Collected data
.....
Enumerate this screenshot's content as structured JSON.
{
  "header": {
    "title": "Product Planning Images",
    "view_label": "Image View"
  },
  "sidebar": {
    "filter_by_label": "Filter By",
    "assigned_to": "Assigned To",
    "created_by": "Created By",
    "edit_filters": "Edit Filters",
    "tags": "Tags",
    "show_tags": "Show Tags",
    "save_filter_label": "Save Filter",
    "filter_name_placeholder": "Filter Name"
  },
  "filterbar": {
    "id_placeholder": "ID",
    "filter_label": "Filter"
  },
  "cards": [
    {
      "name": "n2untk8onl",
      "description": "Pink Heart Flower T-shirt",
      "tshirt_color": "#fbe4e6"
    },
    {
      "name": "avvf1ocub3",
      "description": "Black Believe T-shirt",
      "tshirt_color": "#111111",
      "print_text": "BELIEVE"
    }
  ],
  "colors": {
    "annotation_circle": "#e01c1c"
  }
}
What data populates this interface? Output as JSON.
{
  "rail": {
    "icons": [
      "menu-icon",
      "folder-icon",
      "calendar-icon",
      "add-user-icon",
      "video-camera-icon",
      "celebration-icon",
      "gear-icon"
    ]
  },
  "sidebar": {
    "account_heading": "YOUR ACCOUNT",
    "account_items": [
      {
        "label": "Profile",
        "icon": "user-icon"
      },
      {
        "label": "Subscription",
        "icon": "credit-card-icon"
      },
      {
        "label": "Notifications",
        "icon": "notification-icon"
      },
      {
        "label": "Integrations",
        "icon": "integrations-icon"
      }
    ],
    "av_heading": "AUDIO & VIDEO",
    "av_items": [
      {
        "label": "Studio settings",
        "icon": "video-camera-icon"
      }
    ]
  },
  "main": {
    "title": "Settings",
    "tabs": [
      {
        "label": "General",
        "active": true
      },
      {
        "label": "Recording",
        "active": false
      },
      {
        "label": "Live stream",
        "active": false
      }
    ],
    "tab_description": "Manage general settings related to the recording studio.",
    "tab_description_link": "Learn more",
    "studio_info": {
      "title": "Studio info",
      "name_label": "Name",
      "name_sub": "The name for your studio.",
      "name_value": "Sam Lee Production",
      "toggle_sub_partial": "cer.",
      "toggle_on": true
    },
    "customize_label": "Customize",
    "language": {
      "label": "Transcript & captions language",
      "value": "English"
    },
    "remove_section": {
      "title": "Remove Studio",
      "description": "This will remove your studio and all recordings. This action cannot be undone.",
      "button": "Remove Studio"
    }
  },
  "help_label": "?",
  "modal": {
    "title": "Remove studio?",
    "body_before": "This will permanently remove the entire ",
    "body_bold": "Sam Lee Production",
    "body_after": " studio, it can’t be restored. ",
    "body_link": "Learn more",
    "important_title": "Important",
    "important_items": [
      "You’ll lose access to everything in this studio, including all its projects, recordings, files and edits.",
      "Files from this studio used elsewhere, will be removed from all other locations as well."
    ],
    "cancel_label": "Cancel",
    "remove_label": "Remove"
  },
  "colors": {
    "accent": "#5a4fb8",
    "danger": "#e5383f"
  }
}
.....
● Exercise: Send back each record exactly as it stands.

● Result of the task:
Enumerate this screenshot's content as structured JSON.
{
  "header": {
    "title": "Product Planning Images",
    "view_label": "Image View"
  },
  "sidebar": {
    "filter_by_label": "Filter By",
    "assigned_to": "Assigned To",
    "created_by": "Created By",
    "edit_filters": "Edit Filters",
    "tags": "Tags",
    "show_tags": "Show Tags",
    "save_filter_label": "Save Filter",
    "filter_name_placeholder": "Filter Name"
  },
  "filterbar": {
    "id_placeholder": "ID",
    "filter_label": "Filter"
  },
  "cards": [
    {
      "name": "n2untk8onl",
      "description": "Pink Heart Flower T-shirt",
      "tshirt_color": "#fbe4e6"
    },
    {
      "name": "avvf1ocub3",
      "description": "Black Believe T-shirt",
      "tshirt_color": "#111111",
      "print_text": "BELIEVE"
    }
  ],
  "colors": {
    "annotation_circle": "#e01c1c"
  }
}
What data populates this interface? Output as JSON.
{
  "rail": {
    "icons": [
      "menu-icon",
      "folder-icon",
      "calendar-icon",
      "add-user-icon",
      "video-camera-icon",
      "celebration-icon",
      "gear-icon"
    ]
  },
  "sidebar": {
    "account_heading": "YOUR ACCOUNT",
    "account_items": [
      {
        "label": "Profile",
        "icon": "user-icon"
      },
      {
        "label": "Subscription",
        "icon": "credit-card-icon"
      },
      {
        "label": "Notifications",
        "icon": "notification-icon"
      },
      {
        "label": "Integrations",
        "icon": "integrations-icon"
      }
    ],
    "av_heading": "AUDIO & VIDEO",
    "av_items": [
      {
        "label": "Studio settings",
        "icon": "video-camera-icon"
      }
    ]
  },
  "main": {
    "title": "Settings",
    "tabs": [
      {
        "label": "General",
        "active": true
      },
      {
        "label": "Recording",
        "active": false
      },
      {
        "label": "Live stream",
        "active": false
      }
    ],
    "tab_description": "Manage general settings related to the recording studio.",
    "tab_description_link": "Learn more",
    "studio_info": {
      "title": "Studio info",
      "name_label": "Name",
      "name_sub": "The name for your studio.",
      "name_value": "Sam Lee Production",
      "toggle_sub_partial": "cer.",
      "toggle_on": true
    },
    "customize_label": "Customize",
    "language": {
      "label": "Transcript & captions language",
      "value": "English"
    },
    "remove_section": {
      "title": "Remove Studio",
      "description": "This will remove your studio and all recordings. This action cannot be undone.",
      "button": "Remove Studio"
    }
  },
  "help_label": "?",
  "modal": {
    "title": "Remove studio?",
    "body_before": "This will permanently remove the entire ",
    "body_bold": "Sam Lee Production",
    "body_after": " studio, it can’t be restored. ",
    "body_link": "Learn more",
    "important_title": "Important",
    "important_items": [
      "You’ll lose access to everything in this studio, including all its projects, recordings, files and edits.",
      "Files from this studio used elsewhere, will be removed from all other locations as well."
    ],
    "cancel_label": "Cancel",
    "remove_label": "Remove"
  },
  "colors": {
    "accent": "#5a4fb8",
    "danger": "#e5383f"
  }
}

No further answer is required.